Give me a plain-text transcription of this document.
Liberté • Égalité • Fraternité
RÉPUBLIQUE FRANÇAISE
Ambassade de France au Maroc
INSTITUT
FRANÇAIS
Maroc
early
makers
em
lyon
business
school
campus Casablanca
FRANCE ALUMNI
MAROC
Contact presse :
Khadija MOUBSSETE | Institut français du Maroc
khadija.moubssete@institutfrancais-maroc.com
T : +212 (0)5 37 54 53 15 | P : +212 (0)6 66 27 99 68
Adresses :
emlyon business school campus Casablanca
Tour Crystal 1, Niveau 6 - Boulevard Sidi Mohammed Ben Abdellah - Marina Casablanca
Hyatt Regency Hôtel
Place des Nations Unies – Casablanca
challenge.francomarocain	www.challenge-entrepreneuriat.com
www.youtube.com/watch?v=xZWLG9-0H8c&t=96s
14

• **Written instruction**
Reproduce each entry from the records above, character for character.

• **Expected answer**
Give me a plain-text transcription of this document.
Liberté • Égalité • Fraternité
RÉPUBLIQUE FRANÇAISE
Ambassade de France au Maroc
INSTITUT
FRANÇAIS
Maroc
early
makers
em
lyon
business
school
campus Casablanca
FRANCE ALUMNI
MAROC
Contact presse :
Khadija MOUBSSETE | Institut français du Maroc
khadija.moubssete@institutfrancais-maroc.com
T : +212 (0)5 37 54 53 15 | P : +212 (0)6 66 27 99 68
Adresses :
emlyon business school campus Casablanca
Tour Crystal 1, Niveau 6 - Boulevard Sidi Mohammed Ben Abdellah - Marina Casablanca
Hyatt Regency Hôtel
Place des Nations Unies – Casablanca
challenge.francomarocain	www.challenge-entrepreneuriat.com
www.youtube.com/watch?v=xZWLG9-0H8c&t=96s
14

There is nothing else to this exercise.